SHORT PROBLEM: Skip the pictures. Transcribe the rest of the data below without changing a word.

Dataset records:
+---+
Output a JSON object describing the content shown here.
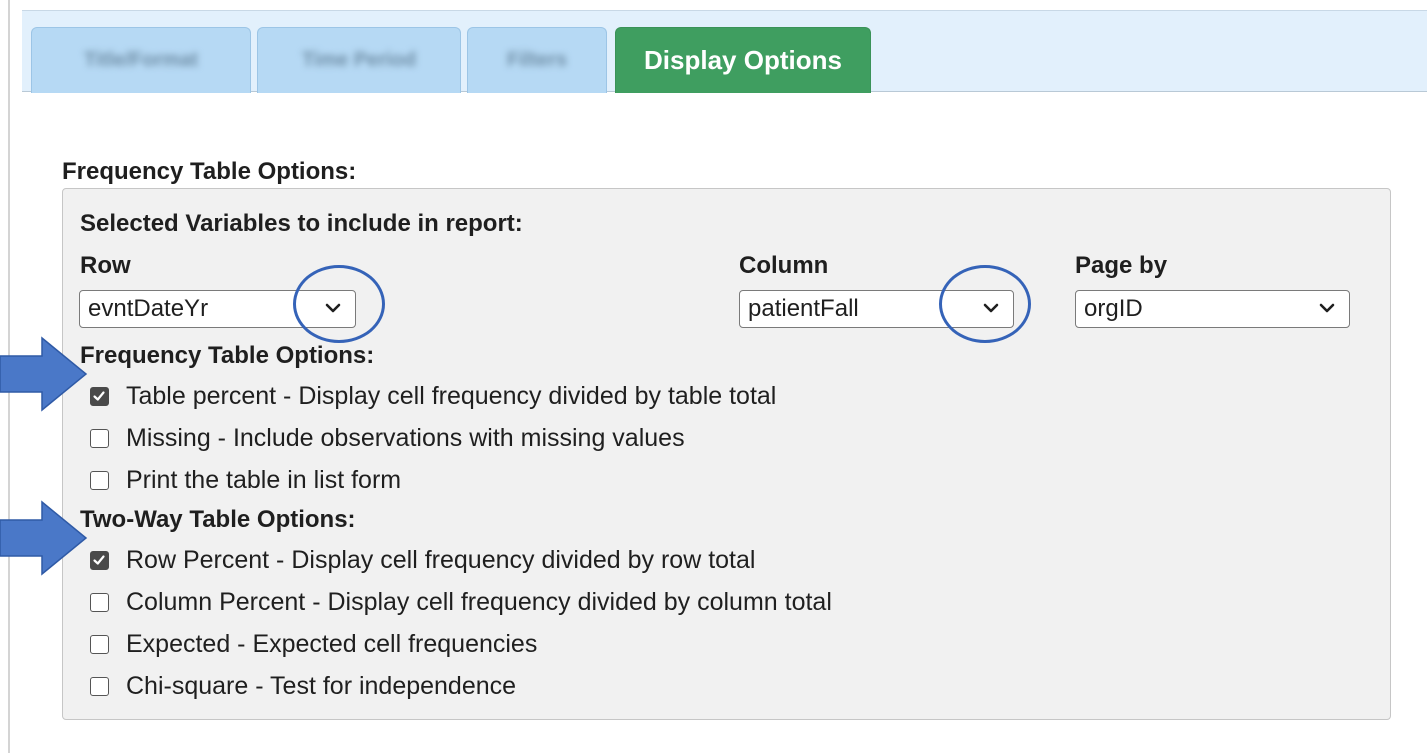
{
  "tabs": [
    {
      "label": "Title/Format",
      "active": false
    },
    {
      "label": "Time Period",
      "active": false
    },
    {
      "label": "Filters",
      "active": false
    },
    {
      "label": "Display Options",
      "active": true
    }
  ],
  "section_title": "Frequency Table Options:",
  "panel": {
    "heading": "Selected Variables to include in report:",
    "row_label": "Row",
    "row_value": "evntDateYr",
    "column_label": "Column",
    "column_value": "patientFall",
    "pageby_label": "Page by",
    "pageby_value": "orgID",
    "freq_heading": "Frequency Table Options:",
    "freq_options": [
      {
        "label": "Table percent - Display cell frequency divided by table total",
        "checked": true
      },
      {
        "label": "Missing - Include observations with missing values",
        "checked": false
      },
      {
        "label": "Print the table in list form",
        "checked": false
      }
    ],
    "twoway_heading": "Two-Way Table Options:",
    "twoway_options": [
      {
        "label": "Row Percent - Display cell frequency divided by row total",
        "checked": true
      },
      {
        "label": "Column Percent - Display cell frequency divided by column total",
        "checked": false
      },
      {
        "label": "Expected - Expected cell frequencies",
        "checked": false
      },
      {
        "label": "Chi-square - Test for independence",
        "checked": false
      }
    ]
  },
  "colors": {
    "active_tab": "#3f9e60",
    "inactive_tab": "#b6d9f4",
    "tabbar": "#e2f0fc",
    "annotation": "#3563b8",
    "arrow": "#4a78c8"
  }
}
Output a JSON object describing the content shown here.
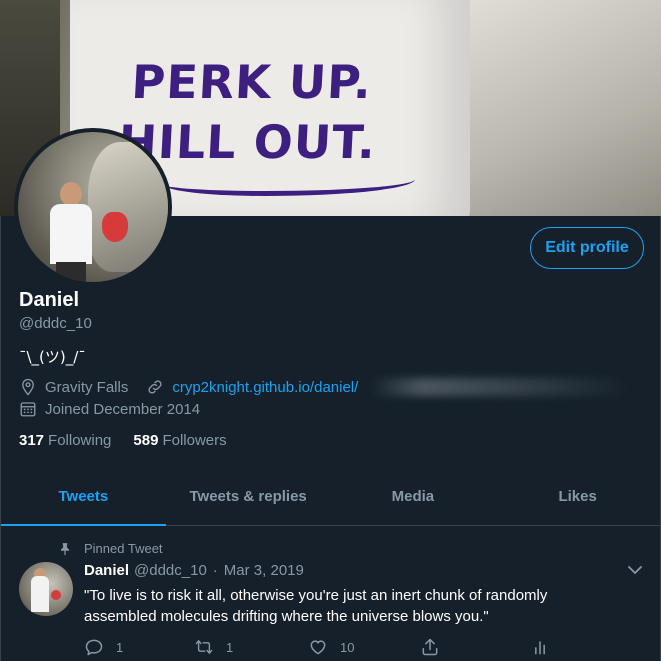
{
  "banner": {
    "line1": "PERK UP.",
    "line2": "HILL OUT."
  },
  "profile": {
    "edit_profile_label": "Edit profile",
    "name": "Daniel",
    "handle": "@dddc_10",
    "bio": "¯\\_(ツ)_/¯",
    "location": "Gravity Falls",
    "website": "cryp2knight.github.io/daniel/",
    "joined": "Joined December 2014",
    "following_count": "317",
    "following_label": "Following",
    "followers_count": "589",
    "followers_label": "Followers"
  },
  "tabs": [
    {
      "label": "Tweets",
      "active": true
    },
    {
      "label": "Tweets & replies",
      "active": false
    },
    {
      "label": "Media",
      "active": false
    },
    {
      "label": "Likes",
      "active": false
    }
  ],
  "tweet": {
    "pinned_label": "Pinned Tweet",
    "name": "Daniel",
    "handle": "@dddc_10",
    "separator": "·",
    "date": "Mar 3, 2019",
    "text": "\"To live is to risk it all, otherwise you're just an inert chunk of randomly assembled molecules drifting where the universe blows you.\"",
    "replies": "1",
    "retweets": "1",
    "likes": "10"
  },
  "colors": {
    "background": "#15202b",
    "accent": "#1da1f2",
    "muted": "#8899a6",
    "border": "#38444d"
  },
  "icons": [
    "location-icon",
    "link-icon",
    "calendar-icon",
    "pin-icon",
    "chevron-down-icon",
    "reply-icon",
    "retweet-icon",
    "like-icon",
    "share-icon",
    "analytics-icon"
  ]
}
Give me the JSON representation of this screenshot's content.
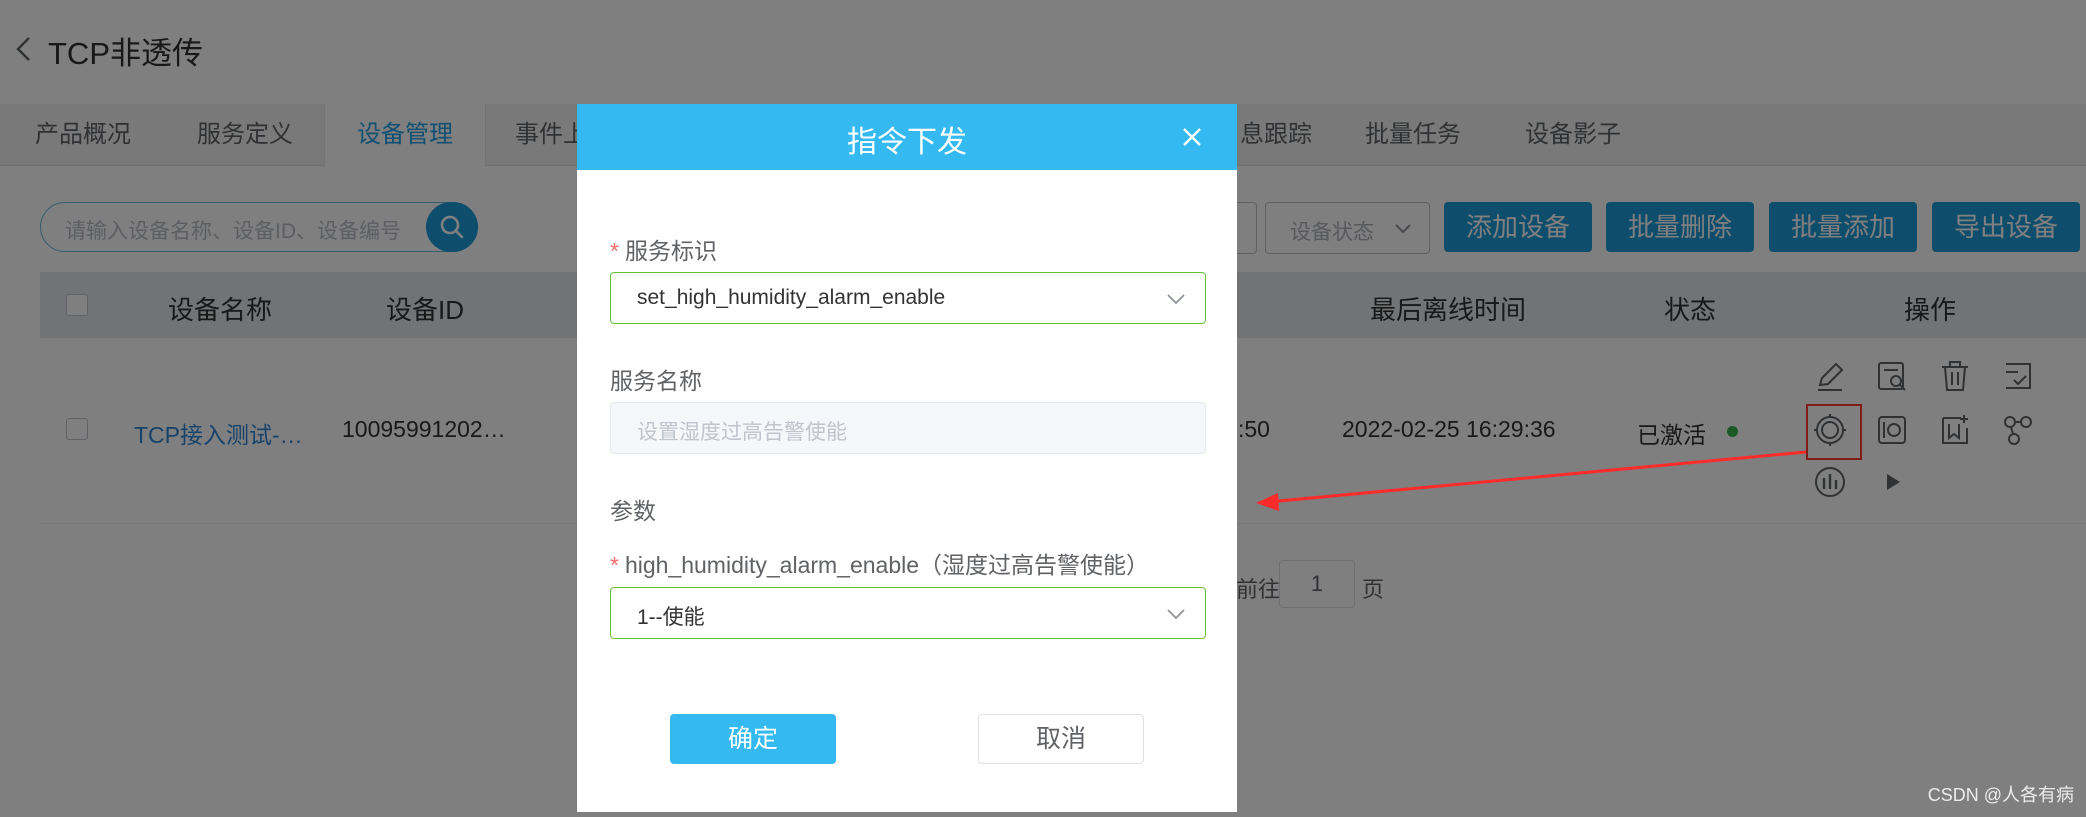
{
  "header": {
    "title": "TCP非透传"
  },
  "tabs": [
    {
      "label": "产品概况"
    },
    {
      "label": "服务定义"
    },
    {
      "label": "设备管理"
    },
    {
      "label": "事件上"
    },
    {
      "label": "息跟踪"
    },
    {
      "label": "批量任务"
    },
    {
      "label": "设备影子"
    }
  ],
  "toolbar": {
    "search_placeholder": "请输入设备名称、设备ID、设备编号",
    "status_placeholder": "设备状态",
    "add_device": "添加设备",
    "batch_delete": "批量删除",
    "batch_add": "批量添加",
    "export_devices": "导出设备"
  },
  "table": {
    "columns": [
      "设备名称",
      "设备ID",
      "最后离线时间",
      "状态",
      "操作"
    ],
    "rows": [
      {
        "device_name": "TCP接入测试-…",
        "device_id": "10095991202…",
        "partial_time": ":50",
        "last_offline": "2022-02-25 16:29:36",
        "status": "已激活"
      }
    ]
  },
  "pager": {
    "goto_label": "前往",
    "page_value": "1",
    "page_suffix": "页"
  },
  "dialog": {
    "title": "指令下发",
    "service_id_label": "服务标识",
    "service_id_value": "set_high_humidity_alarm_enable",
    "service_name_label": "服务名称",
    "service_name_placeholder": "设置湿度过高告警使能",
    "params_label": "参数",
    "param_label": "high_humidity_alarm_enable（湿度过高告警使能）",
    "param_value": "1--使能",
    "confirm": "确定",
    "cancel": "取消"
  },
  "watermark": "CSDN @人各有病",
  "colors": {
    "primary": "#1e9ad8",
    "dialog_header": "#34b9f0",
    "active_tab": "#20a0e6",
    "success": "#36b34a",
    "required": "#f56c6c",
    "highlight": "#ff3b30"
  }
}
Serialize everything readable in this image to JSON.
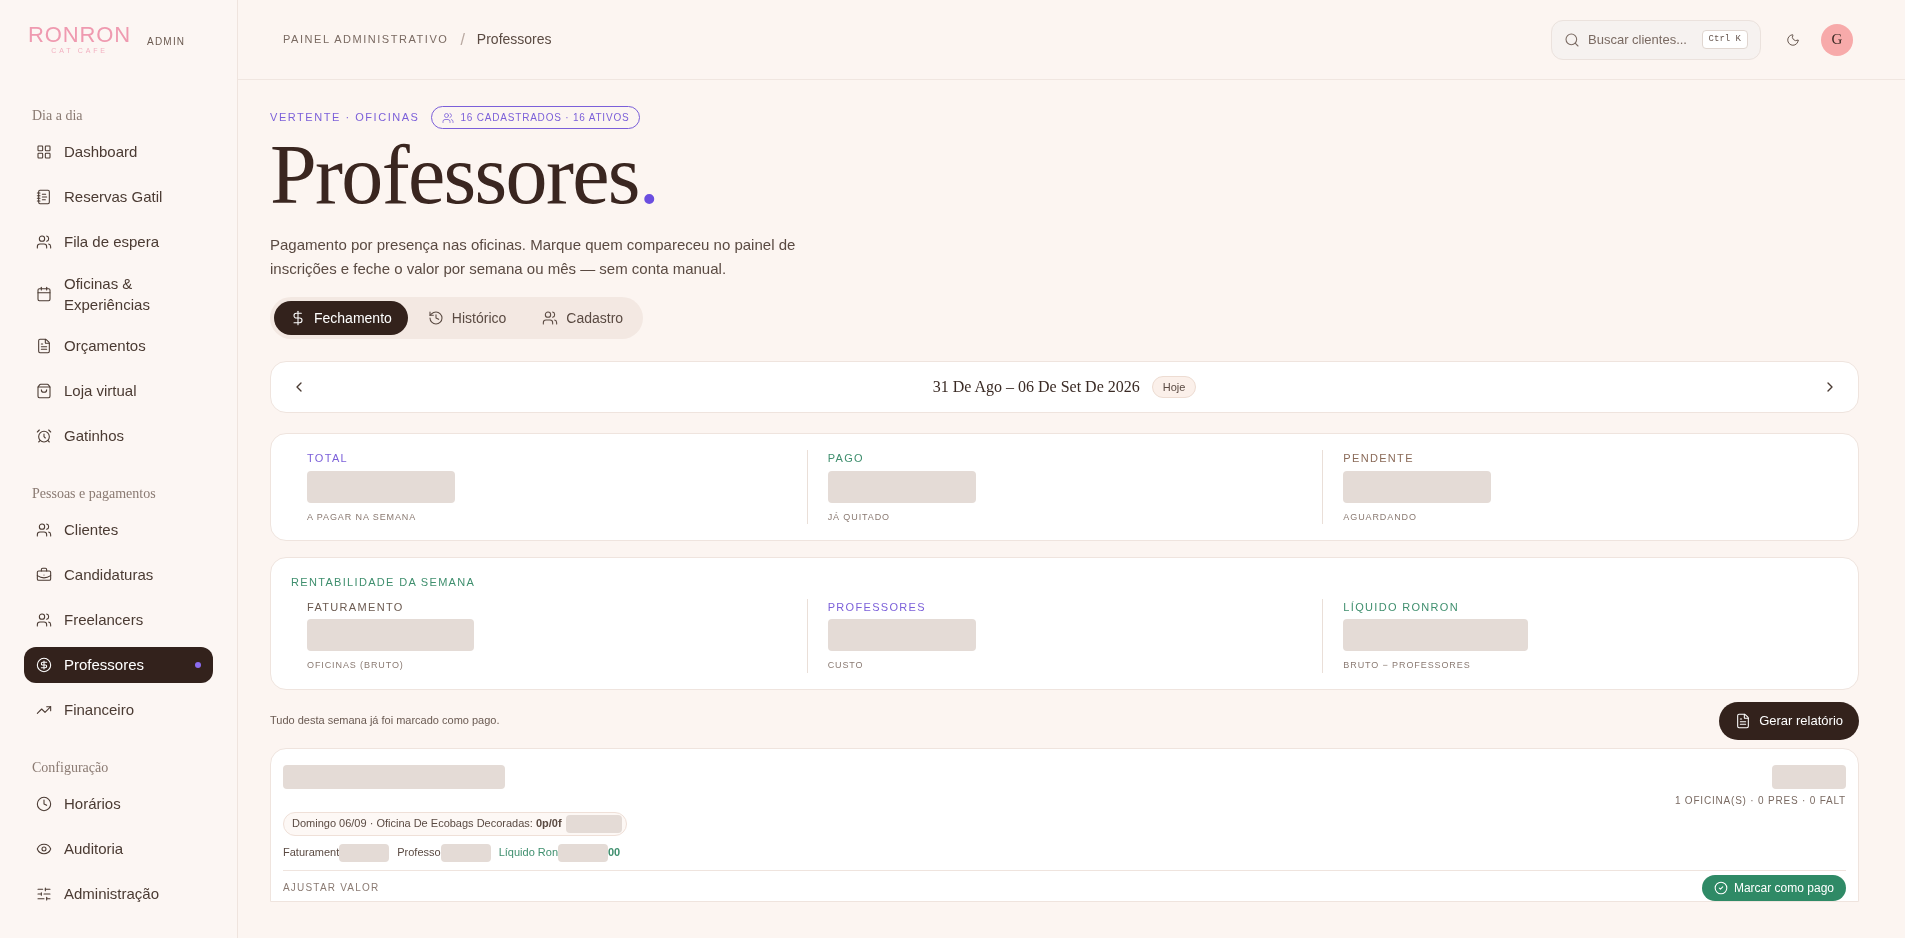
+---+
SOLVED EXERCISE:
Output a JSON object describing the content shown here.
{
  "tabs": [
    {
      "label": "Title/Format",
      "active": false
    },
    {
      "label": "Time Period",
      "active": false
    },
    {
      "label": "Filters",
      "active": false
    },
    {
      "label": "Display Options",
      "active": true
    }
  ],
  "section_title": "Frequency Table Options:",
  "panel": {
    "heading": "Selected Variables to include in report:",
    "row_label": "Row",
    "row_value": "evntDateYr",
    "column_label": "Column",
    "column_value": "patientFall",
    "pageby_label": "Page by",
    "pageby_value": "orgID",
    "freq_heading": "Frequency Table Options:",
    "freq_options": [
      {
        "label": "Table percent - Display cell frequency divided by table total",
        "checked": true
      },
      {
        "label": "Missing - Include observations with missing values",
        "checked": false
      },
      {
        "label": "Print the table in list form",
        "checked": false
      }
    ],
    "twoway_heading": "Two-Way Table Options:",
    "twoway_options": [
      {
        "label": "Row Percent - Display cell frequency divided by row total",
        "checked": true
      },
      {
        "label": "Column Percent - Display cell frequency divided by column total",
        "checked": false
      },
      {
        "label": "Expected - Expected cell frequencies",
        "checked": false
      },
      {
        "label": "Chi-square - Test for independence",
        "checked": false
      }
    ]
  },
  "colors": {
    "active_tab": "#3f9e60",
    "inactive_tab": "#b6d9f4",
    "tabbar": "#e2f0fc",
    "annotation": "#3563b8",
    "arrow": "#4a78c8"
  }
}
Output a JSON object describing the content shown here.
{
  "banner": {
    "line1": "PERK UP.",
    "line2": "HILL OUT."
  },
  "profile": {
    "edit_profile_label": "Edit profile",
    "name": "Daniel",
    "handle": "@dddc_10",
    "bio": "¯\\_(ツ)_/¯",
    "location": "Gravity Falls",
    "website": "cryp2knight.github.io/daniel/",
    "joined": "Joined December 2014",
    "following_count": "317",
    "following_label": "Following",
    "followers_count": "589",
    "followers_label": "Followers"
  },
  "tabs": [
    {
      "label": "Tweets",
      "active": true
    },
    {
      "label": "Tweets & replies",
      "active": false
    },
    {
      "label": "Media",
      "active": false
    },
    {
      "label": "Likes",
      "active": false
    }
  ],
  "tweet": {
    "pinned_label": "Pinned Tweet",
    "name": "Daniel",
    "handle": "@dddc_10",
    "separator": "·",
    "date": "Mar 3, 2019",
    "text": "\"To live is to risk it all, otherwise you're just an inert chunk of randomly assembled molecules drifting where the universe blows you.\"",
    "replies": "1",
    "retweets": "1",
    "likes": "10"
  },
  "colors": {
    "background": "#15202b",
    "accent": "#1da1f2",
    "muted": "#8899a6",
    "border": "#38444d"
  },
  "icons": [
    "location-icon",
    "link-icon",
    "calendar-icon",
    "pin-icon",
    "chevron-down-icon",
    "reply-icon",
    "retweet-icon",
    "like-icon",
    "share-icon",
    "analytics-icon"
  ]
}
Give me the JSON representation of this screenshot's content.
{
  "header": {
    "title": "TCP非透传"
  },
  "tabs": [
    {
      "label": "产品概况"
    },
    {
      "label": "服务定义"
    },
    {
      "label": "设备管理"
    },
    {
      "label": "事件上"
    },
    {
      "label": "息跟踪"
    },
    {
      "label": "批量任务"
    },
    {
      "label": "设备影子"
    }
  ],
  "toolbar": {
    "search_placeholder": "请输入设备名称、设备ID、设备编号",
    "status_placeholder": "设备状态",
    "add_device": "添加设备",
    "batch_delete": "批量删除",
    "batch_add": "批量添加",
    "export_devices": "导出设备"
  },
  "table": {
    "columns": [
      "设备名称",
      "设备ID",
      "最后离线时间",
      "状态",
      "操作"
    ],
    "rows": [
      {
        "device_name": "TCP接入测试-…",
        "device_id": "10095991202…",
        "partial_time": ":50",
        "last_offline": "2022-02-25 16:29:36",
        "status": "已激活"
      }
    ]
  },
  "pager": {
    "goto_label": "前往",
    "page_value": "1",
    "page_suffix": "页"
  },
  "dialog": {
    "title": "指令下发",
    "service_id_label": "服务标识",
    "service_id_value": "set_high_humidity_alarm_enable",
    "service_name_label": "服务名称",
    "service_name_placeholder": "设置湿度过高告警使能",
    "params_label": "参数",
    "param_label": "high_humidity_alarm_enable（湿度过高告警使能）",
    "param_value": "1--使能",
    "confirm": "确定",
    "cancel": "取消"
  },
  "watermark": "CSDN @人各有病",
  "colors": {
    "primary": "#1e9ad8",
    "dialog_header": "#34b9f0",
    "active_tab": "#20a0e6",
    "success": "#36b34a",
    "required": "#f56c6c",
    "highlight": "#ff3b30"
  }
}
Serialize everything readable in this image to JSON.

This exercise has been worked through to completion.